#### [What is required]
Copy the material below line for line, leaving every character unchanged.

########################################

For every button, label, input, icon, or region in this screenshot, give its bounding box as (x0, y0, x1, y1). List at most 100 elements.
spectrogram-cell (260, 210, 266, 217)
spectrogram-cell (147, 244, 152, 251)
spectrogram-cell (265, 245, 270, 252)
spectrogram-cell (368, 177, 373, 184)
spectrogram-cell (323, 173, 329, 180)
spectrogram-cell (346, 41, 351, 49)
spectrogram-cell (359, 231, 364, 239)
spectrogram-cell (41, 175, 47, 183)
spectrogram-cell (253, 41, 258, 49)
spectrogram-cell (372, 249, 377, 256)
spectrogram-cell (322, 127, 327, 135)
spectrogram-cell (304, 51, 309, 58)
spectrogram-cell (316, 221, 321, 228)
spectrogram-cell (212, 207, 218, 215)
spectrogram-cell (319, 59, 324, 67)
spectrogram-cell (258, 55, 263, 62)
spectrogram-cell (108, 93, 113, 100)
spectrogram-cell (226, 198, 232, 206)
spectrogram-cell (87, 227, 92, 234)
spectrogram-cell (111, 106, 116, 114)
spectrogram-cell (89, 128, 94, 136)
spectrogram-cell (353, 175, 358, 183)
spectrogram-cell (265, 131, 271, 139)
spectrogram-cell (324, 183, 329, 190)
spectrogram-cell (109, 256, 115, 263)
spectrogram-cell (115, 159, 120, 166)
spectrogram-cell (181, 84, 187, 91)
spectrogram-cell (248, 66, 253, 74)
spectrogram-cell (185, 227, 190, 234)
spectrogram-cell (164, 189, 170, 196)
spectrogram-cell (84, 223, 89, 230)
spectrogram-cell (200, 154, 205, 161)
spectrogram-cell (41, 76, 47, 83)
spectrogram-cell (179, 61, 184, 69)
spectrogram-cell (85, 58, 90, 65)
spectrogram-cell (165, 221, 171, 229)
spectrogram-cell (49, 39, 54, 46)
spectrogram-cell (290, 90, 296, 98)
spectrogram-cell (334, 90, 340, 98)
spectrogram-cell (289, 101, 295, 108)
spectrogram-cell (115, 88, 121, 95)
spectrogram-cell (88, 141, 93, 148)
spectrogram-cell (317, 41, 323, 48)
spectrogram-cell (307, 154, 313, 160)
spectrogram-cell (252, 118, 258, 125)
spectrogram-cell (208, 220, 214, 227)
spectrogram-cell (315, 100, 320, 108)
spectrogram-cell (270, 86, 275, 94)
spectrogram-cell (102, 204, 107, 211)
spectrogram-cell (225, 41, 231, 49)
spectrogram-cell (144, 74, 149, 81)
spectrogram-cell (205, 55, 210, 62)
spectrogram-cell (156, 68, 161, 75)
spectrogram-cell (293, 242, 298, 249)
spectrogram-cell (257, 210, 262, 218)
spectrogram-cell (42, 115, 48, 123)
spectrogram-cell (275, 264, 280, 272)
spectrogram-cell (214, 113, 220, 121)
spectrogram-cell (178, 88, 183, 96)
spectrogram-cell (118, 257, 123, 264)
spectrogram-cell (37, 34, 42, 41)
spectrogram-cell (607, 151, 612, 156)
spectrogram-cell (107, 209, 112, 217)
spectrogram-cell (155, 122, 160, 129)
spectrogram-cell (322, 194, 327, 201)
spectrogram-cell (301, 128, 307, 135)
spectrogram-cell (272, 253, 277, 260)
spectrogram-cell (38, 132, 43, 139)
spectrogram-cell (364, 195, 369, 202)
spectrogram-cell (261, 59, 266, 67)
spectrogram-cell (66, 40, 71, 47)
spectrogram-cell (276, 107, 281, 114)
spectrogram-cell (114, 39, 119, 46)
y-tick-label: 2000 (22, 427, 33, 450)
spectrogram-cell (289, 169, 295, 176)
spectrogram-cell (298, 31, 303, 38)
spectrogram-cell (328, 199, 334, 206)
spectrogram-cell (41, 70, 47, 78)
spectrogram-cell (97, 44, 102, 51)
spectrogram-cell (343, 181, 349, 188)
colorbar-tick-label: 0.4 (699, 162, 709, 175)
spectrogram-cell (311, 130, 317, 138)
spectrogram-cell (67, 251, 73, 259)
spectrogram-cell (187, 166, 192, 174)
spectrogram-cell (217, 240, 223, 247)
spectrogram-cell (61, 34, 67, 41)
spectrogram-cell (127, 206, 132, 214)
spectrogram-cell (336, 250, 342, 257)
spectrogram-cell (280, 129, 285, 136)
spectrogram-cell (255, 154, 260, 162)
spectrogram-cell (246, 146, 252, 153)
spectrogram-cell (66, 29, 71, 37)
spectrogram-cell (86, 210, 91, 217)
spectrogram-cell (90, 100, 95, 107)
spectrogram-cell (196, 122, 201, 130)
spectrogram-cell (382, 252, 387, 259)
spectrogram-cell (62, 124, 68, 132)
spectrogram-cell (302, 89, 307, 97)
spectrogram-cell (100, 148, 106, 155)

########################################

#### [Full solution]
For every button, label, input, icon, or region in this screenshot, give its bounding box as (x0, y0, x1, y1). List at most 100 elements.
spectrogram-cell (260, 210, 266, 217)
spectrogram-cell (147, 244, 152, 251)
spectrogram-cell (265, 245, 270, 252)
spectrogram-cell (368, 177, 373, 184)
spectrogram-cell (323, 173, 329, 180)
spectrogram-cell (346, 41, 351, 49)
spectrogram-cell (359, 231, 364, 239)
spectrogram-cell (41, 175, 47, 183)
spectrogram-cell (253, 41, 258, 49)
spectrogram-cell (372, 249, 377, 256)
spectrogram-cell (322, 127, 327, 135)
spectrogram-cell (304, 51, 309, 58)
spectrogram-cell (316, 221, 321, 228)
spectrogram-cell (212, 207, 218, 215)
spectrogram-cell (319, 59, 324, 67)
spectrogram-cell (258, 55, 263, 62)
spectrogram-cell (108, 93, 113, 100)
spectrogram-cell (226, 198, 232, 206)
spectrogram-cell (87, 227, 92, 234)
spectrogram-cell (111, 106, 116, 114)
spectrogram-cell (89, 128, 94, 136)
spectrogram-cell (353, 175, 358, 183)
spectrogram-cell (265, 131, 271, 139)
spectrogram-cell (324, 183, 329, 190)
spectrogram-cell (109, 256, 115, 263)
spectrogram-cell (115, 159, 120, 166)
spectrogram-cell (181, 84, 187, 91)
spectrogram-cell (248, 66, 253, 74)
spectrogram-cell (185, 227, 190, 234)
spectrogram-cell (164, 189, 170, 196)
spectrogram-cell (84, 223, 89, 230)
spectrogram-cell (200, 154, 205, 161)
spectrogram-cell (41, 76, 47, 83)
spectrogram-cell (179, 61, 184, 69)
spectrogram-cell (85, 58, 90, 65)
spectrogram-cell (165, 221, 171, 229)
spectrogram-cell (49, 39, 54, 46)
spectrogram-cell (290, 90, 296, 98)
spectrogram-cell (334, 90, 340, 98)
spectrogram-cell (289, 101, 295, 108)
spectrogram-cell (115, 88, 121, 95)
spectrogram-cell (88, 141, 93, 148)
spectrogram-cell (317, 41, 323, 48)
spectrogram-cell (307, 154, 313, 160)
spectrogram-cell (252, 118, 258, 125)
spectrogram-cell (208, 220, 214, 227)
spectrogram-cell (315, 100, 320, 108)
spectrogram-cell (270, 86, 275, 94)
spectrogram-cell (102, 204, 107, 211)
spectrogram-cell (225, 41, 231, 49)
spectrogram-cell (144, 74, 149, 81)
spectrogram-cell (205, 55, 210, 62)
spectrogram-cell (156, 68, 161, 75)
spectrogram-cell (293, 242, 298, 249)
spectrogram-cell (257, 210, 262, 218)
spectrogram-cell (42, 115, 48, 123)
spectrogram-cell (275, 264, 280, 272)
spectrogram-cell (214, 113, 220, 121)
spectrogram-cell (178, 88, 183, 96)
spectrogram-cell (118, 257, 123, 264)
spectrogram-cell (37, 34, 42, 41)
spectrogram-cell (607, 151, 612, 156)
spectrogram-cell (107, 209, 112, 217)
spectrogram-cell (155, 122, 160, 129)
spectrogram-cell (322, 194, 327, 201)
spectrogram-cell (301, 128, 307, 135)
spectrogram-cell (272, 253, 277, 260)
spectrogram-cell (38, 132, 43, 139)
spectrogram-cell (364, 195, 369, 202)
spectrogram-cell (261, 59, 266, 67)
spectrogram-cell (66, 40, 71, 47)
spectrogram-cell (276, 107, 281, 114)
spectrogram-cell (114, 39, 119, 46)
y-tick-label: 2000 (22, 427, 33, 450)
spectrogram-cell (289, 169, 295, 176)
spectrogram-cell (298, 31, 303, 38)
spectrogram-cell (328, 199, 334, 206)
spectrogram-cell (41, 70, 47, 78)
spectrogram-cell (97, 44, 102, 51)
spectrogram-cell (343, 181, 349, 188)
colorbar-tick-label: 0.4 (699, 162, 709, 175)
spectrogram-cell (311, 130, 317, 138)
spectrogram-cell (67, 251, 73, 259)
spectrogram-cell (187, 166, 192, 174)
spectrogram-cell (217, 240, 223, 247)
spectrogram-cell (61, 34, 67, 41)
spectrogram-cell (127, 206, 132, 214)
spectrogram-cell (336, 250, 342, 257)
spectrogram-cell (280, 129, 285, 136)
spectrogram-cell (255, 154, 260, 162)
spectrogram-cell (246, 146, 252, 153)
spectrogram-cell (66, 29, 71, 37)
spectrogram-cell (86, 210, 91, 217)
spectrogram-cell (90, 100, 95, 107)
spectrogram-cell (196, 122, 201, 130)
spectrogram-cell (382, 252, 387, 259)
spectrogram-cell (62, 124, 68, 132)
spectrogram-cell (302, 89, 307, 97)
spectrogram-cell (100, 148, 106, 155)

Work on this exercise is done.